*DATASET EXTRACT*.
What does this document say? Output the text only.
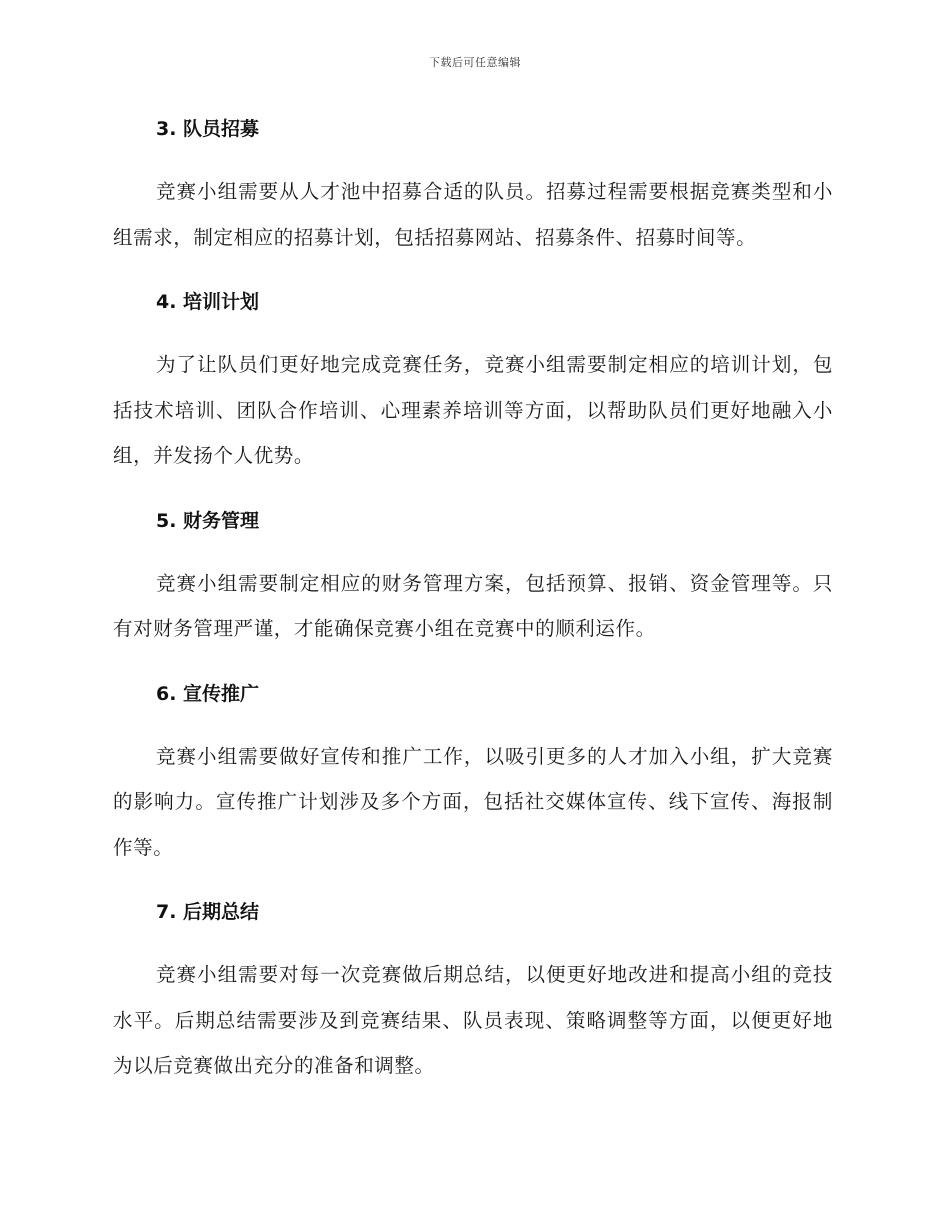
下载后可任意编辑
3. 队员招募

竞赛小组需要从人才池中招募合适的队员。招募过程需要根据竞赛类型和小组需求，制定相应的招募计划，包括招募网站、招募条件、招募时间等。

4. 培训计划

为了让队员们更好地完成竞赛任务，竞赛小组需要制定相应的培训计划，包括技术培训、团队合作培训、心理素养培训等方面，以帮助队员们更好地融入小组，并发扬个人优势。

5. 财务管理

竞赛小组需要制定相应的财务管理方案，包括预算、报销、资金管理等。只有对财务管理严谨，才能确保竞赛小组在竞赛中的顺利运作。

6. 宣传推广

竞赛小组需要做好宣传和推广工作，以吸引更多的人才加入小组，扩大竞赛的影响力。宣传推广计划涉及多个方面，包括社交媒体宣传、线下宣传、海报制作等。

7. 后期总结

竞赛小组需要对每一次竞赛做后期总结，以便更好地改进和提高小组的竞技水平。后期总结需要涉及到竞赛结果、队员表现、策略调整等方面，以便更好地为以后竞赛做出充分的准备和调整。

*TASK INSTRUCTIONS*. Your copy of the data above should match it exactly, except that pictures are left out.

*THE OUTPUT*.
What does this document say? Output the text only.
下载后可任意编辑
3. 队员招募

竞赛小组需要从人才池中招募合适的队员。招募过程需要根据竞赛类型和小组需求，制定相应的招募计划，包括招募网站、招募条件、招募时间等。

4. 培训计划

为了让队员们更好地完成竞赛任务，竞赛小组需要制定相应的培训计划，包括技术培训、团队合作培训、心理素养培训等方面，以帮助队员们更好地融入小组，并发扬个人优势。

5. 财务管理

竞赛小组需要制定相应的财务管理方案，包括预算、报销、资金管理等。只有对财务管理严谨，才能确保竞赛小组在竞赛中的顺利运作。

6. 宣传推广

竞赛小组需要做好宣传和推广工作，以吸引更多的人才加入小组，扩大竞赛的影响力。宣传推广计划涉及多个方面，包括社交媒体宣传、线下宣传、海报制作等。

7. 后期总结

竞赛小组需要对每一次竞赛做后期总结，以便更好地改进和提高小组的竞技水平。后期总结需要涉及到竞赛结果、队员表现、策略调整等方面，以便更好地为以后竞赛做出充分的准备和调整。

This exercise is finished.